» Request
Reproduce, character for character, everything in the records below from the start down to the line that contains "nucleus: [554, 183, 565, 194]", including that line.
═════ Data listing
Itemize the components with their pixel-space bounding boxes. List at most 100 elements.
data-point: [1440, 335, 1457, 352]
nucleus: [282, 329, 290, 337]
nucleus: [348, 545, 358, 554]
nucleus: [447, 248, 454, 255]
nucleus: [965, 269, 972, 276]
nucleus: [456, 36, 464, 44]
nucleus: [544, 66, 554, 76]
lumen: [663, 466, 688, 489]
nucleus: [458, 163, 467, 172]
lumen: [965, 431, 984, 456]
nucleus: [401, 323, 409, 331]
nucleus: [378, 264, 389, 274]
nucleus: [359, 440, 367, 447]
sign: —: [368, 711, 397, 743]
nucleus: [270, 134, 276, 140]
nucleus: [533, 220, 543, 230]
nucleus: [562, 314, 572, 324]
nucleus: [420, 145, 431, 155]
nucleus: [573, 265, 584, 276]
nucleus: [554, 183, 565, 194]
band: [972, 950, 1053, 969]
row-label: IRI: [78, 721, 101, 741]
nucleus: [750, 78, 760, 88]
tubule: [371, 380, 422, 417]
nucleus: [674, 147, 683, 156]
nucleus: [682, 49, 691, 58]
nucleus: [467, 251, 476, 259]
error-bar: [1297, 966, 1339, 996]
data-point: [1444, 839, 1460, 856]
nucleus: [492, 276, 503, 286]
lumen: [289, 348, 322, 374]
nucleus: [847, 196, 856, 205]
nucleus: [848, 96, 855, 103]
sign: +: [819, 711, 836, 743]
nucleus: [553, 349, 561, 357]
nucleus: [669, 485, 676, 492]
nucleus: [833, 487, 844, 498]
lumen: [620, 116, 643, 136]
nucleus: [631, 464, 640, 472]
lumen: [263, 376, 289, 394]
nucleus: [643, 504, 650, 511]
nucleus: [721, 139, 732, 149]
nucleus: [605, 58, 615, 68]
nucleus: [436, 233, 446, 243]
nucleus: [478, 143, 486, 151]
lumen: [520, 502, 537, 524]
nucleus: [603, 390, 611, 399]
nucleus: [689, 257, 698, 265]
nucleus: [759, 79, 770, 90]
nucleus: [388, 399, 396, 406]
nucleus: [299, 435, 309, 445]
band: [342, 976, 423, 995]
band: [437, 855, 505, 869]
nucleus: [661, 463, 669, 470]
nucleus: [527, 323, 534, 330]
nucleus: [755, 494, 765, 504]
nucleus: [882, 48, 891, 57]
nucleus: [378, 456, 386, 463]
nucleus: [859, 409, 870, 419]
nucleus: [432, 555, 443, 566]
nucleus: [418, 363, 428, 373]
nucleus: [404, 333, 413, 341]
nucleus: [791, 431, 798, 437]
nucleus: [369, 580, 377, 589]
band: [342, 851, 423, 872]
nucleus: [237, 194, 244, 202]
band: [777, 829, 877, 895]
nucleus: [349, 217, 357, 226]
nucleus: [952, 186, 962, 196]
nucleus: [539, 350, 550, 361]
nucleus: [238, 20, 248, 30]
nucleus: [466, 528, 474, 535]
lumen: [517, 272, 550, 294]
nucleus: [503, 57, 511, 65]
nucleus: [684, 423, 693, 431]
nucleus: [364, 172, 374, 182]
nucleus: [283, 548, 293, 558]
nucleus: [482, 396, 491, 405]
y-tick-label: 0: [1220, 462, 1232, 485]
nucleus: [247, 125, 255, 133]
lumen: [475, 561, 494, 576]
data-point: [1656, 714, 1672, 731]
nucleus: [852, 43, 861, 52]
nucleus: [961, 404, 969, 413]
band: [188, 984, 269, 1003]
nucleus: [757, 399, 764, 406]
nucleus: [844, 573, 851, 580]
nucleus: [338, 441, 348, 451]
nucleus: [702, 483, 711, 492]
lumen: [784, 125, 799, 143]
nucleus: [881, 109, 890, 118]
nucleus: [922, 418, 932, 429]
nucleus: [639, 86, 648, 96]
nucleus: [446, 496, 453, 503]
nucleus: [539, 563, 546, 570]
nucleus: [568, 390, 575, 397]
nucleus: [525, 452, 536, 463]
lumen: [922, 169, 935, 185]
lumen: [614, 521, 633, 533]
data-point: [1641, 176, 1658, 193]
══════════
» Output for this exercise
Itemize the components with their pixel-space bounding boxes. List at most 100 elements.
data-point: [1440, 335, 1457, 352]
nucleus: [282, 329, 290, 337]
nucleus: [348, 545, 358, 554]
nucleus: [447, 248, 454, 255]
nucleus: [965, 269, 972, 276]
nucleus: [456, 36, 464, 44]
nucleus: [544, 66, 554, 76]
lumen: [663, 466, 688, 489]
nucleus: [458, 163, 467, 172]
lumen: [965, 431, 984, 456]
nucleus: [401, 323, 409, 331]
nucleus: [378, 264, 389, 274]
nucleus: [359, 440, 367, 447]
sign: —: [368, 711, 397, 743]
nucleus: [270, 134, 276, 140]
nucleus: [533, 220, 543, 230]
nucleus: [562, 314, 572, 324]
nucleus: [420, 145, 431, 155]
nucleus: [573, 265, 584, 276]
nucleus: [554, 183, 565, 194]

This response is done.